### DATA ROWS

[start]

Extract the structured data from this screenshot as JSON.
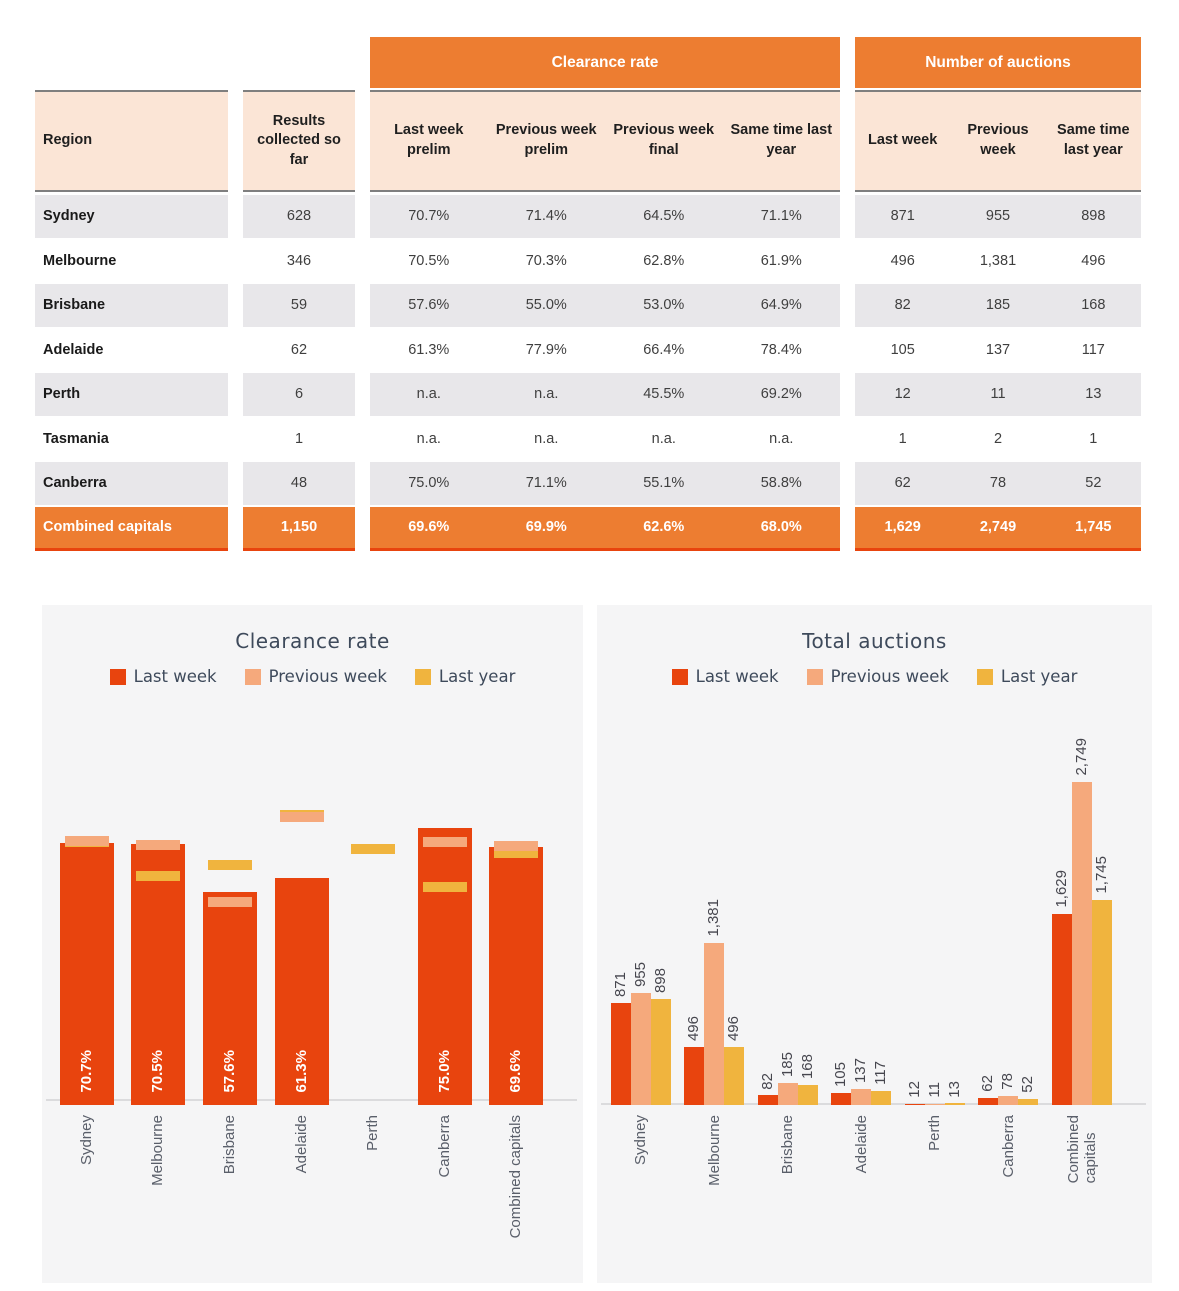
{
  "colors": {
    "accent_orange": "#ED7D31",
    "bar_red": "#E8440E",
    "salmon": "#F5A97C",
    "gold": "#F0B43E",
    "header_peach": "#FBE5D6",
    "row_gray": "#E8E7EA",
    "panel_gray": "#F5F5F6",
    "title_slate": "#3E4A5B"
  },
  "table": {
    "group_headers": [
      "Clearance rate",
      "Number of auctions"
    ],
    "columns": [
      "Region",
      "Results collected so far",
      "Last week prelim",
      "Previous week prelim",
      "Previous week final",
      "Same time last year",
      "Last week",
      "Previous week",
      "Same time last year"
    ],
    "rows": [
      {
        "region": "Sydney",
        "results": "628",
        "clearance": [
          "70.7%",
          "71.4%",
          "64.5%",
          "71.1%"
        ],
        "auctions": [
          "871",
          "955",
          "898"
        ]
      },
      {
        "region": "Melbourne",
        "results": "346",
        "clearance": [
          "70.5%",
          "70.3%",
          "62.8%",
          "61.9%"
        ],
        "auctions": [
          "496",
          "1,381",
          "496"
        ]
      },
      {
        "region": "Brisbane",
        "results": "59",
        "clearance": [
          "57.6%",
          "55.0%",
          "53.0%",
          "64.9%"
        ],
        "auctions": [
          "82",
          "185",
          "168"
        ]
      },
      {
        "region": "Adelaide",
        "results": "62",
        "clearance": [
          "61.3%",
          "77.9%",
          "66.4%",
          "78.4%"
        ],
        "auctions": [
          "105",
          "137",
          "117"
        ]
      },
      {
        "region": "Perth",
        "results": "6",
        "clearance": [
          "n.a.",
          "n.a.",
          "45.5%",
          "69.2%"
        ],
        "auctions": [
          "12",
          "11",
          "13"
        ]
      },
      {
        "region": "Tasmania",
        "results": "1",
        "clearance": [
          "n.a.",
          "n.a.",
          "n.a.",
          "n.a."
        ],
        "auctions": [
          "1",
          "2",
          "1"
        ]
      },
      {
        "region": "Canberra",
        "results": "48",
        "clearance": [
          "75.0%",
          "71.1%",
          "55.1%",
          "58.8%"
        ],
        "auctions": [
          "62",
          "78",
          "52"
        ]
      },
      {
        "region": "Combined capitals",
        "results": "1,150",
        "clearance": [
          "69.6%",
          "69.9%",
          "62.6%",
          "68.0%"
        ],
        "auctions": [
          "1,629",
          "2,749",
          "1,745"
        ],
        "highlight": true
      }
    ]
  },
  "chart_data": [
    {
      "type": "bar",
      "title": "Clearance rate",
      "categories": [
        "Sydney",
        "Melbourne",
        "Brisbane",
        "Adelaide",
        "Perth",
        "Canberra",
        "Combined capitals"
      ],
      "series": [
        {
          "name": "Last week",
          "style": "bar",
          "color": "#E8440E",
          "values": [
            70.7,
            70.5,
            57.6,
            61.3,
            null,
            75.0,
            69.6
          ],
          "labels": [
            "70.7%",
            "70.5%",
            "57.6%",
            "61.3%",
            null,
            "75.0%",
            "69.6%"
          ]
        },
        {
          "name": "Previous week",
          "style": "dash",
          "color": "#F5A97C",
          "values": [
            71.4,
            70.3,
            55.0,
            77.9,
            null,
            71.1,
            69.9
          ]
        },
        {
          "name": "Last year",
          "style": "dash",
          "color": "#F0B43E",
          "values": [
            71.1,
            61.9,
            64.9,
            78.4,
            69.2,
            58.8,
            68.0
          ]
        }
      ],
      "xlabel": "",
      "ylabel": "",
      "ylim": [
        0,
        85
      ],
      "grid": false,
      "legend_position": "top"
    },
    {
      "type": "bar",
      "title": "Total auctions",
      "categories": [
        "Sydney",
        "Melbourne",
        "Brisbane",
        "Adelaide",
        "Perth",
        "Canberra",
        "Combined\ncapitals"
      ],
      "series": [
        {
          "name": "Last week",
          "style": "bar",
          "color": "#E8440E",
          "values": [
            871,
            496,
            82,
            105,
            12,
            62,
            1629
          ],
          "labels": [
            "871",
            "496",
            "82",
            "105",
            "12",
            "62",
            "1,629"
          ]
        },
        {
          "name": "Previous week",
          "style": "bar",
          "color": "#F5A97C",
          "values": [
            955,
            1381,
            185,
            137,
            11,
            78,
            2749
          ],
          "labels": [
            "955",
            "1,381",
            "185",
            "137",
            "11",
            "78",
            "2,749"
          ]
        },
        {
          "name": "Last year",
          "style": "bar",
          "color": "#F0B43E",
          "values": [
            898,
            496,
            168,
            117,
            13,
            52,
            1745
          ],
          "labels": [
            "898",
            "496",
            "168",
            "117",
            "13",
            "52",
            "1,745"
          ]
        }
      ],
      "xlabel": "",
      "ylabel": "",
      "ylim": [
        0,
        2900
      ],
      "grid": false,
      "legend_position": "top"
    }
  ]
}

[end]

Copy out each line word for word, please, skipping the images.

Extract the structured data from this screenshot as JSON.
{
  "colors": {
    "accent_orange": "#ED7D31",
    "bar_red": "#E8440E",
    "salmon": "#F5A97C",
    "gold": "#F0B43E",
    "header_peach": "#FBE5D6",
    "row_gray": "#E8E7EA",
    "panel_gray": "#F5F5F6",
    "title_slate": "#3E4A5B"
  },
  "table": {
    "group_headers": [
      "Clearance rate",
      "Number of auctions"
    ],
    "columns": [
      "Region",
      "Results collected so far",
      "Last week prelim",
      "Previous week prelim",
      "Previous week final",
      "Same time last year",
      "Last week",
      "Previous week",
      "Same time last year"
    ],
    "rows": [
      {
        "region": "Sydney",
        "results": "628",
        "clearance": [
          "70.7%",
          "71.4%",
          "64.5%",
          "71.1%"
        ],
        "auctions": [
          "871",
          "955",
          "898"
        ]
      },
      {
        "region": "Melbourne",
        "results": "346",
        "clearance": [
          "70.5%",
          "70.3%",
          "62.8%",
          "61.9%"
        ],
        "auctions": [
          "496",
          "1,381",
          "496"
        ]
      },
      {
        "region": "Brisbane",
        "results": "59",
        "clearance": [
          "57.6%",
          "55.0%",
          "53.0%",
          "64.9%"
        ],
        "auctions": [
          "82",
          "185",
          "168"
        ]
      },
      {
        "region": "Adelaide",
        "results": "62",
        "clearance": [
          "61.3%",
          "77.9%",
          "66.4%",
          "78.4%"
        ],
        "auctions": [
          "105",
          "137",
          "117"
        ]
      },
      {
        "region": "Perth",
        "results": "6",
        "clearance": [
          "n.a.",
          "n.a.",
          "45.5%",
          "69.2%"
        ],
        "auctions": [
          "12",
          "11",
          "13"
        ]
      },
      {
        "region": "Tasmania",
        "results": "1",
        "clearance": [
          "n.a.",
          "n.a.",
          "n.a.",
          "n.a."
        ],
        "auctions": [
          "1",
          "2",
          "1"
        ]
      },
      {
        "region": "Canberra",
        "results": "48",
        "clearance": [
          "75.0%",
          "71.1%",
          "55.1%",
          "58.8%"
        ],
        "auctions": [
          "62",
          "78",
          "52"
        ]
      },
      {
        "region": "Combined capitals",
        "results": "1,150",
        "clearance": [
          "69.6%",
          "69.9%",
          "62.6%",
          "68.0%"
        ],
        "auctions": [
          "1,629",
          "2,749",
          "1,745"
        ],
        "highlight": true
      }
    ]
  },
  "chart_data": [
    {
      "type": "bar",
      "title": "Clearance rate",
      "categories": [
        "Sydney",
        "Melbourne",
        "Brisbane",
        "Adelaide",
        "Perth",
        "Canberra",
        "Combined capitals"
      ],
      "series": [
        {
          "name": "Last week",
          "style": "bar",
          "color": "#E8440E",
          "values": [
            70.7,
            70.5,
            57.6,
            61.3,
            null,
            75.0,
            69.6
          ],
          "labels": [
            "70.7%",
            "70.5%",
            "57.6%",
            "61.3%",
            null,
            "75.0%",
            "69.6%"
          ]
        },
        {
          "name": "Previous week",
          "style": "dash",
          "color": "#F5A97C",
          "values": [
            71.4,
            70.3,
            55.0,
            77.9,
            null,
            71.1,
            69.9
          ]
        },
        {
          "name": "Last year",
          "style": "dash",
          "color": "#F0B43E",
          "values": [
            71.1,
            61.9,
            64.9,
            78.4,
            69.2,
            58.8,
            68.0
          ]
        }
      ],
      "xlabel": "",
      "ylabel": "",
      "ylim": [
        0,
        85
      ],
      "grid": false,
      "legend_position": "top"
    },
    {
      "type": "bar",
      "title": "Total auctions",
      "categories": [
        "Sydney",
        "Melbourne",
        "Brisbane",
        "Adelaide",
        "Perth",
        "Canberra",
        "Combined\ncapitals"
      ],
      "series": [
        {
          "name": "Last week",
          "style": "bar",
          "color": "#E8440E",
          "values": [
            871,
            496,
            82,
            105,
            12,
            62,
            1629
          ],
          "labels": [
            "871",
            "496",
            "82",
            "105",
            "12",
            "62",
            "1,629"
          ]
        },
        {
          "name": "Previous week",
          "style": "bar",
          "color": "#F5A97C",
          "values": [
            955,
            1381,
            185,
            137,
            11,
            78,
            2749
          ],
          "labels": [
            "955",
            "1,381",
            "185",
            "137",
            "11",
            "78",
            "2,749"
          ]
        },
        {
          "name": "Last year",
          "style": "bar",
          "color": "#F0B43E",
          "values": [
            898,
            496,
            168,
            117,
            13,
            52,
            1745
          ],
          "labels": [
            "898",
            "496",
            "168",
            "117",
            "13",
            "52",
            "1,745"
          ]
        }
      ],
      "xlabel": "",
      "ylabel": "",
      "ylim": [
        0,
        2900
      ],
      "grid": false,
      "legend_position": "top"
    }
  ]
}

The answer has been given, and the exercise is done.